Filter the records below and copy every line containing the word "suffix".

%%

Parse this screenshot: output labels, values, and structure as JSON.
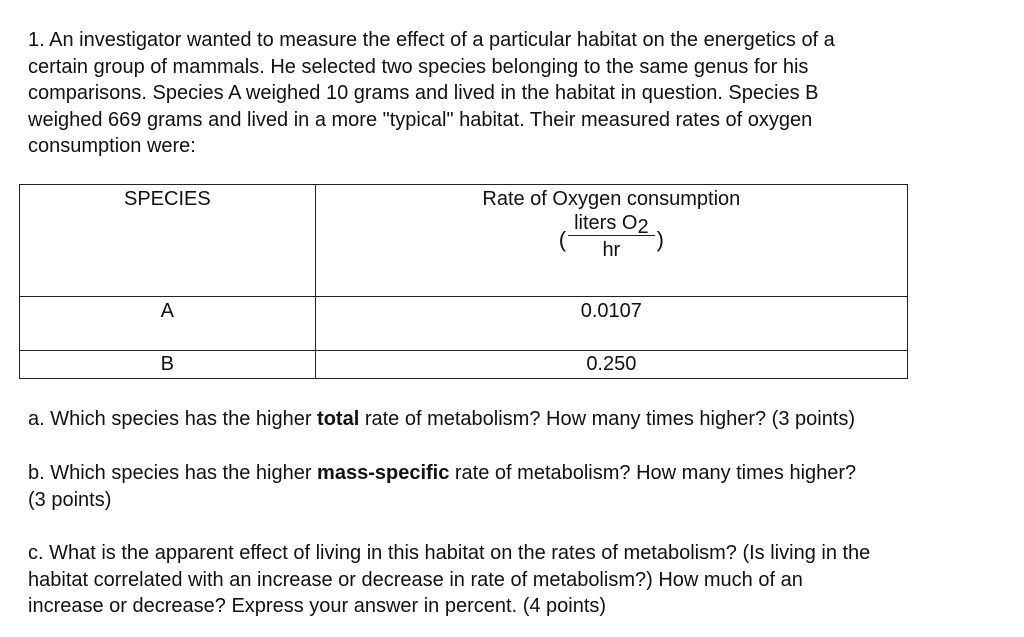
{
  "intro": {
    "lines": [
      "1. An investigator wanted to measure the effect of a particular habitat on the energetics of a",
      "certain group of mammals.  He selected two species belonging to the same genus for his",
      "comparisons.  Species A weighed 10 grams and lived in the habitat in question.  Species B",
      "weighed 669 grams and lived in a more \"typical\" habitat.  Their measured rates of oxygen",
      "consumption were:"
    ]
  },
  "table": {
    "headers": {
      "species": "SPECIES",
      "rate": "Rate of Oxygen consumption",
      "unit": {
        "open_paren": "(",
        "numerator_text": "liters O",
        "numerator_subscript": "2",
        "denominator": "hr",
        "close_paren": ")"
      }
    },
    "rows": [
      {
        "species": "A",
        "rate": "0.0107"
      },
      {
        "species": "B",
        "rate": "0.250"
      }
    ]
  },
  "questions": {
    "a": {
      "prefix": "a. Which species has the higher ",
      "bold": "total",
      "suffix": " rate of metabolism?  How many times higher? (3 points)"
    },
    "b": {
      "prefix": "b. Which species has the higher ",
      "bold": "mass-specific",
      "suffix": " rate of metabolism?  How many times higher?",
      "line2": "(3 points)"
    },
    "c": {
      "lines": [
        "c. What is the apparent effect of living in this habitat on the rates of metabolism?  (Is living in the",
        "habitat correlated with an increase or decrease in rate of metabolism?)  How much of an",
        "increase or decrease?  Express your answer in percent.  (4 points)"
      ]
    }
  }
}
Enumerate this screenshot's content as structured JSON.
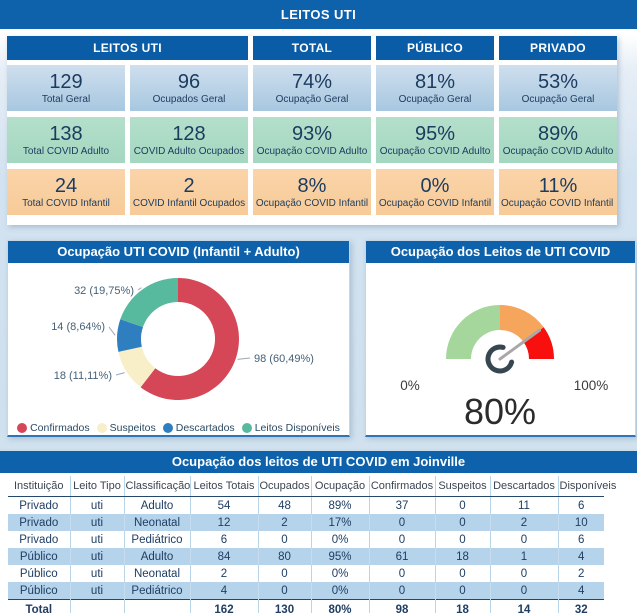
{
  "page": {
    "title": "LEITOS UTI"
  },
  "colors": {
    "accent_blue": "#0d62ab",
    "card_header_blue": "#0a5ca6",
    "card_blue": "#a7c7e0",
    "card_green": "#a4d7c0",
    "card_orange": "#f7cb98",
    "table_stripe": "#b5d3ea"
  },
  "cards": {
    "group_header": "LEITOS UTI",
    "col_headers": [
      "TOTAL",
      "PÚBLICO",
      "PRIVADO"
    ],
    "rows": [
      {
        "tone": "blue",
        "cells": [
          {
            "value": "129",
            "label": "Total Geral"
          },
          {
            "value": "96",
            "label": "Ocupados Geral"
          },
          {
            "value": "74%",
            "label": "Ocupação Geral"
          },
          {
            "value": "81%",
            "label": "Ocupação Geral"
          },
          {
            "value": "53%",
            "label": "Ocupação Geral"
          }
        ]
      },
      {
        "tone": "green",
        "cells": [
          {
            "value": "138",
            "label": "Total COVID Adulto"
          },
          {
            "value": "128",
            "label": "COVID Adulto Ocupados"
          },
          {
            "value": "93%",
            "label": "Ocupação COVID Adulto"
          },
          {
            "value": "95%",
            "label": "Ocupação COVID Adulto"
          },
          {
            "value": "89%",
            "label": "Ocupação COVID Adulto"
          }
        ]
      },
      {
        "tone": "orange",
        "cells": [
          {
            "value": "24",
            "label": "Total COVID Infantil"
          },
          {
            "value": "2",
            "label": "COVID Infantil Ocupados"
          },
          {
            "value": "8%",
            "label": "Ocupação COVID Infantil"
          },
          {
            "value": "0%",
            "label": "Ocupação COVID Infantil"
          },
          {
            "value": "11%",
            "label": "Ocupação COVID Infantil ..."
          }
        ]
      }
    ]
  },
  "chart_data": [
    {
      "type": "pie",
      "variant": "donut",
      "title": "Ocupação UTI COVID (Infantil + Adulto)",
      "total": 162,
      "legend_position": "bottom",
      "slices": [
        {
          "name": "Confirmados",
          "value": 98,
          "pct": "60,49%",
          "label": "98 (60,49%)",
          "color": "#d54757"
        },
        {
          "name": "Suspeitos",
          "value": 18,
          "pct": "11,11%",
          "label": "18 (11,11%)",
          "color": "#f8efc9"
        },
        {
          "name": "Descartados",
          "value": 14,
          "pct": "8,64%",
          "label": "14 (8,64%)",
          "color": "#2f7ec0"
        },
        {
          "name": "Leitos Disponíveis",
          "value": 32,
          "pct": "19,75%",
          "label": "32 (19,75%)",
          "color": "#57b99e"
        }
      ]
    },
    {
      "type": "gauge",
      "title": "Ocupação dos Leitos de UTI COVID",
      "value_pct": 80,
      "value_label": "80%",
      "min_label": "0%",
      "max_label": "100%",
      "needle_color": "#a8a8a8",
      "bands": [
        {
          "from_pct": 0,
          "to_pct": 50,
          "color": "#a5d69b"
        },
        {
          "from_pct": 50,
          "to_pct": 80,
          "color": "#f6a55c"
        },
        {
          "from_pct": 80,
          "to_pct": 100,
          "color": "#f8100e"
        }
      ]
    },
    {
      "type": "table",
      "title": "Ocupação dos leitos de UTI COVID em Joinville",
      "headers": [
        "Instituição",
        "Leito Tipo",
        "Classificação",
        "Leitos Totais",
        "Ocupados",
        "Ocupação",
        "Confirmados",
        "Suspeitos",
        "Descartados",
        "Disponíveis"
      ],
      "rows": [
        [
          "Privado",
          "uti",
          "Adulto",
          "54",
          "48",
          "89%",
          "37",
          "0",
          "11",
          "6"
        ],
        [
          "Privado",
          "uti",
          "Neonatal",
          "12",
          "2",
          "17%",
          "0",
          "0",
          "2",
          "10"
        ],
        [
          "Privado",
          "uti",
          "Pediátrico",
          "6",
          "0",
          "0%",
          "0",
          "0",
          "0",
          "6"
        ],
        [
          "Público",
          "uti",
          "Adulto",
          "84",
          "80",
          "95%",
          "61",
          "18",
          "1",
          "4"
        ],
        [
          "Público",
          "uti",
          "Neonatal",
          "2",
          "0",
          "0%",
          "0",
          "0",
          "0",
          "2"
        ],
        [
          "Público",
          "uti",
          "Pediátrico",
          "4",
          "0",
          "0%",
          "0",
          "0",
          "0",
          "4"
        ]
      ],
      "total_row": [
        "Total",
        "",
        "",
        "162",
        "130",
        "80%",
        "98",
        "18",
        "14",
        "32"
      ]
    }
  ]
}
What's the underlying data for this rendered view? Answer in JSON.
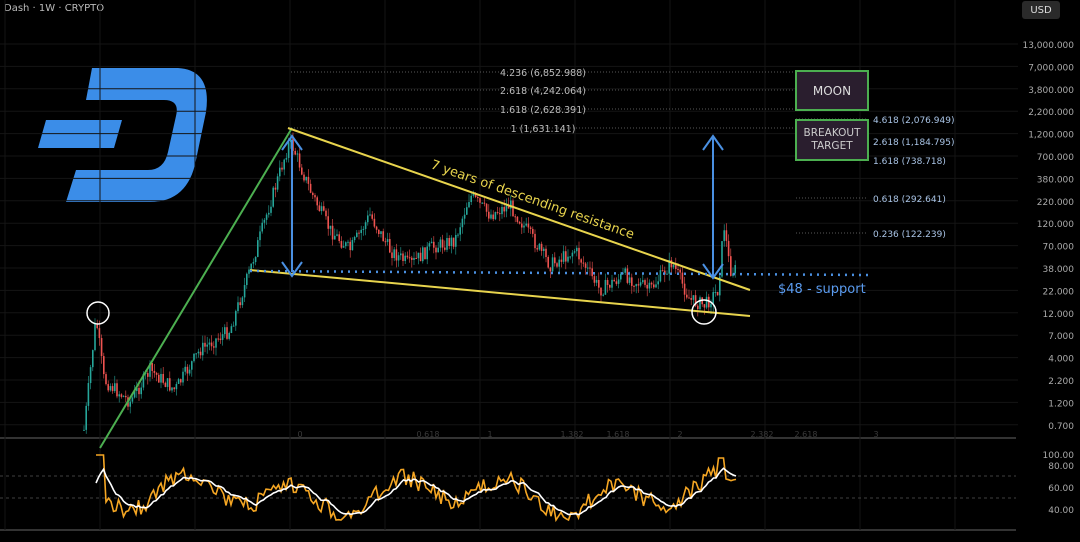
{
  "header": {
    "title": "Dash · 1W · CRYPTO",
    "currency": "USD"
  },
  "chart_data": {
    "type": "candlestick",
    "scale": "log",
    "price_axis_ticks": [
      "13,000.000",
      "7,000.000",
      "3,800.000",
      "2,200.000",
      "1,200.000",
      "700.000",
      "380.000",
      "220.000",
      "120.000",
      "70.000",
      "38.000",
      "22.000",
      "12.000",
      "7.000",
      "4.000",
      "2.200",
      "1.200",
      "0.700"
    ],
    "time_axis_labels": [
      "0",
      "0.618",
      "1",
      "1.382",
      "1.618",
      "2",
      "2.382",
      "2.618",
      "3"
    ],
    "fib_upper": [
      {
        "label": "4.236 (6,852.988)"
      },
      {
        "label": "2.618 (4,242.064)"
      },
      {
        "label": "1.618 (2,628.391)"
      },
      {
        "label": "1 (1,631.141)"
      }
    ],
    "fib_right": [
      {
        "label": "4.618 (2,076.949)"
      },
      {
        "label": "2.618 (1,184.795)"
      },
      {
        "label": "1.618 (738.718)"
      },
      {
        "label": "0.618 (292.641)"
      },
      {
        "label": "0.236 (122.239)"
      }
    ],
    "annotations": {
      "resistance": "7 years of descending resistance",
      "support": "$48 - support",
      "moon": "MOON",
      "breakout": "BREAKOUT TARGET"
    },
    "oscillator_ticks": [
      "80.00",
      "60.00",
      "40.00"
    ],
    "oscillator_top_label": "100.00",
    "colors": {
      "up": "#26a69a",
      "down": "#ef5350",
      "trend": "#e8d44d",
      "support": "#4a90e2",
      "green": "#4caf50",
      "osc": "#f5a623",
      "logo": "#3b8de8"
    }
  }
}
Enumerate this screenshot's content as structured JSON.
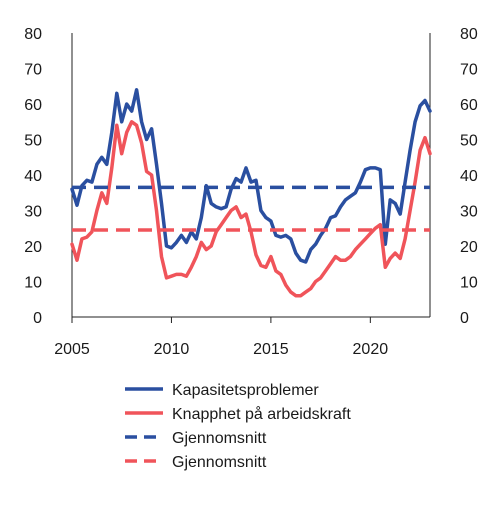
{
  "chart_data": {
    "type": "line",
    "title": "",
    "xlabel": "",
    "ylabel": "",
    "xlim": [
      2005,
      2023
    ],
    "ylim": [
      0,
      80
    ],
    "yticks": [
      0,
      10,
      20,
      30,
      40,
      50,
      60,
      70,
      80
    ],
    "xticks": [
      2005,
      2010,
      2015,
      2020
    ],
    "grid": false,
    "legend_position": "bottom",
    "series": [
      {
        "name": "Kapasitetsproblemer",
        "color": "#2a4fa0",
        "dash": "solid",
        "points": [
          [
            2005.0,
            36
          ],
          [
            2005.25,
            31.5
          ],
          [
            2005.5,
            37
          ],
          [
            2005.75,
            38.5
          ],
          [
            2006.0,
            38
          ],
          [
            2006.25,
            43
          ],
          [
            2006.5,
            45
          ],
          [
            2006.75,
            43
          ],
          [
            2007.0,
            52
          ],
          [
            2007.25,
            63
          ],
          [
            2007.5,
            55
          ],
          [
            2007.75,
            60
          ],
          [
            2008.0,
            58
          ],
          [
            2008.25,
            64
          ],
          [
            2008.5,
            55
          ],
          [
            2008.75,
            50
          ],
          [
            2009.0,
            53
          ],
          [
            2009.25,
            43
          ],
          [
            2009.5,
            32
          ],
          [
            2009.75,
            20
          ],
          [
            2010.0,
            19.5
          ],
          [
            2010.25,
            21
          ],
          [
            2010.5,
            23
          ],
          [
            2010.75,
            21
          ],
          [
            2011.0,
            24
          ],
          [
            2011.25,
            22
          ],
          [
            2011.5,
            28
          ],
          [
            2011.75,
            37
          ],
          [
            2012.0,
            32
          ],
          [
            2012.25,
            31
          ],
          [
            2012.5,
            30.5
          ],
          [
            2012.75,
            31
          ],
          [
            2013.0,
            36
          ],
          [
            2013.25,
            39
          ],
          [
            2013.5,
            38
          ],
          [
            2013.75,
            42
          ],
          [
            2014.0,
            38
          ],
          [
            2014.25,
            38.5
          ],
          [
            2014.5,
            30
          ],
          [
            2014.75,
            28
          ],
          [
            2015.0,
            27
          ],
          [
            2015.25,
            23
          ],
          [
            2015.5,
            22.5
          ],
          [
            2015.75,
            23
          ],
          [
            2016.0,
            22
          ],
          [
            2016.25,
            18
          ],
          [
            2016.5,
            16
          ],
          [
            2016.75,
            15.5
          ],
          [
            2017.0,
            19
          ],
          [
            2017.25,
            20.5
          ],
          [
            2017.5,
            23
          ],
          [
            2017.75,
            25
          ],
          [
            2018.0,
            28
          ],
          [
            2018.25,
            28.5
          ],
          [
            2018.5,
            31
          ],
          [
            2018.75,
            33
          ],
          [
            2019.0,
            34
          ],
          [
            2019.25,
            35
          ],
          [
            2019.5,
            38
          ],
          [
            2019.75,
            41.5
          ],
          [
            2020.0,
            42
          ],
          [
            2020.25,
            42
          ],
          [
            2020.5,
            41.5
          ],
          [
            2020.75,
            20.5
          ],
          [
            2021.0,
            33
          ],
          [
            2021.25,
            32
          ],
          [
            2021.5,
            29
          ],
          [
            2021.75,
            38
          ],
          [
            2022.0,
            47
          ],
          [
            2022.25,
            55
          ],
          [
            2022.5,
            59.5
          ],
          [
            2022.75,
            61
          ],
          [
            2023.0,
            58
          ]
        ]
      },
      {
        "name": "Knapphet på arbeidskraft",
        "color": "#f0545a",
        "dash": "solid",
        "points": [
          [
            2005.0,
            20.5
          ],
          [
            2005.25,
            16
          ],
          [
            2005.5,
            22
          ],
          [
            2005.75,
            22.5
          ],
          [
            2006.0,
            24
          ],
          [
            2006.25,
            30
          ],
          [
            2006.5,
            35
          ],
          [
            2006.75,
            32
          ],
          [
            2007.0,
            42
          ],
          [
            2007.25,
            54
          ],
          [
            2007.5,
            46
          ],
          [
            2007.75,
            52
          ],
          [
            2008.0,
            55
          ],
          [
            2008.25,
            54
          ],
          [
            2008.5,
            49
          ],
          [
            2008.75,
            41
          ],
          [
            2009.0,
            40
          ],
          [
            2009.25,
            30
          ],
          [
            2009.5,
            17
          ],
          [
            2009.75,
            11
          ],
          [
            2010.0,
            11.5
          ],
          [
            2010.25,
            12
          ],
          [
            2010.5,
            12
          ],
          [
            2010.75,
            11.5
          ],
          [
            2011.0,
            14
          ],
          [
            2011.25,
            17
          ],
          [
            2011.5,
            21
          ],
          [
            2011.75,
            19
          ],
          [
            2012.0,
            20
          ],
          [
            2012.25,
            24
          ],
          [
            2012.5,
            26
          ],
          [
            2012.75,
            28
          ],
          [
            2013.0,
            30
          ],
          [
            2013.25,
            31
          ],
          [
            2013.5,
            28
          ],
          [
            2013.75,
            29
          ],
          [
            2014.0,
            24
          ],
          [
            2014.25,
            17.5
          ],
          [
            2014.5,
            14.5
          ],
          [
            2014.75,
            14
          ],
          [
            2015.0,
            17
          ],
          [
            2015.25,
            13
          ],
          [
            2015.5,
            12
          ],
          [
            2015.75,
            9
          ],
          [
            2016.0,
            7
          ],
          [
            2016.25,
            6
          ],
          [
            2016.5,
            6
          ],
          [
            2016.75,
            7
          ],
          [
            2017.0,
            8
          ],
          [
            2017.25,
            10
          ],
          [
            2017.5,
            11
          ],
          [
            2017.75,
            13
          ],
          [
            2018.0,
            15
          ],
          [
            2018.25,
            17
          ],
          [
            2018.5,
            16
          ],
          [
            2018.75,
            16
          ],
          [
            2019.0,
            17
          ],
          [
            2019.25,
            19
          ],
          [
            2019.5,
            20.5
          ],
          [
            2019.75,
            22
          ],
          [
            2020.0,
            23.5
          ],
          [
            2020.25,
            25
          ],
          [
            2020.5,
            26
          ],
          [
            2020.75,
            14
          ],
          [
            2021.0,
            16.5
          ],
          [
            2021.25,
            18
          ],
          [
            2021.5,
            16.5
          ],
          [
            2021.75,
            22
          ],
          [
            2022.0,
            30
          ],
          [
            2022.25,
            38
          ],
          [
            2022.5,
            47
          ],
          [
            2022.75,
            50.5
          ],
          [
            2023.0,
            46
          ]
        ]
      },
      {
        "name": "Gjennomsnitt",
        "color": "#2a4fa0",
        "dash": "dashed",
        "points": [
          [
            2005.0,
            36.5
          ],
          [
            2023.0,
            36.5
          ]
        ]
      },
      {
        "name": "Gjennomsnitt",
        "color": "#f0545a",
        "dash": "dashed",
        "points": [
          [
            2005.0,
            24.5
          ],
          [
            2023.0,
            24.5
          ]
        ]
      }
    ]
  }
}
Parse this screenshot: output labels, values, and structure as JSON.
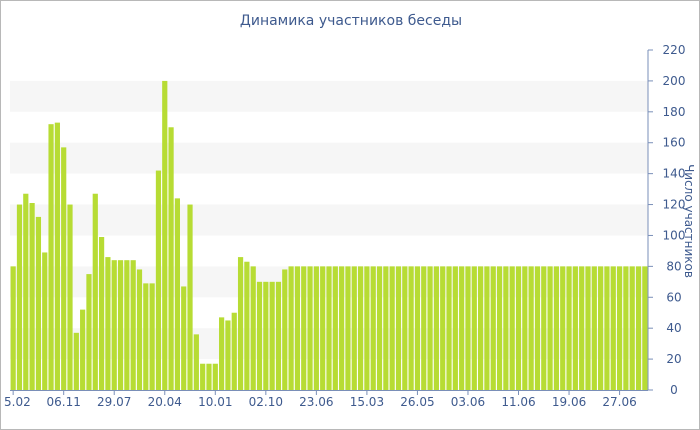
{
  "chart_data": {
    "type": "bar",
    "title": "Динамика участников беседы",
    "ylabel": "Число участников",
    "categories": [
      "5.02",
      null,
      null,
      null,
      null,
      null,
      null,
      null,
      "06.11",
      null,
      null,
      null,
      null,
      null,
      null,
      null,
      "29.07",
      null,
      null,
      null,
      null,
      null,
      null,
      null,
      "20.04",
      null,
      null,
      null,
      null,
      null,
      null,
      null,
      "10.01",
      null,
      null,
      null,
      null,
      null,
      null,
      null,
      "02.10",
      null,
      null,
      null,
      null,
      null,
      null,
      null,
      "23.06",
      null,
      null,
      null,
      null,
      null,
      null,
      null,
      "15.03",
      null,
      null,
      null,
      null,
      null,
      null,
      null,
      "26.05",
      null,
      null,
      null,
      null,
      null,
      null,
      null,
      "03.06",
      null,
      null,
      null,
      null,
      null,
      null,
      null,
      "11.06",
      null,
      null,
      null,
      null,
      null,
      null,
      null,
      "19.06",
      null,
      null,
      null,
      null,
      null,
      null,
      null,
      "27.06",
      null,
      null,
      null,
      null
    ],
    "values": [
      80,
      120,
      127,
      121,
      112,
      89,
      172,
      173,
      157,
      120,
      37,
      52,
      75,
      127,
      99,
      86,
      84,
      84,
      84,
      84,
      78,
      69,
      69,
      142,
      200,
      170,
      124,
      67,
      120,
      36,
      17,
      17,
      17,
      47,
      45,
      50,
      86,
      83,
      80,
      70,
      70,
      70,
      70,
      78,
      80,
      80,
      80,
      80,
      80,
      80,
      80,
      80,
      80,
      80,
      80,
      80,
      80,
      80,
      80,
      80,
      80,
      80,
      80,
      80,
      80,
      80,
      80,
      80,
      80,
      80,
      80,
      80,
      80,
      80,
      80,
      80,
      80,
      80,
      80,
      80,
      80,
      80,
      80,
      80,
      80,
      80,
      80,
      80,
      80,
      80,
      80,
      80,
      80,
      80,
      80,
      80,
      80,
      80,
      80,
      80,
      80
    ],
    "color": "#b7dc34",
    "ylim": [
      0,
      220
    ],
    "yticks": [
      0,
      20,
      40,
      60,
      80,
      100,
      120,
      140,
      160,
      180,
      200,
      220
    ],
    "grid": true
  }
}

%%

_Response to this exercise_
      "suffix": " rate of metabolism?  How many times higher? (3 points)"
      "suffix": " rate of metabolism?  How many times higher?",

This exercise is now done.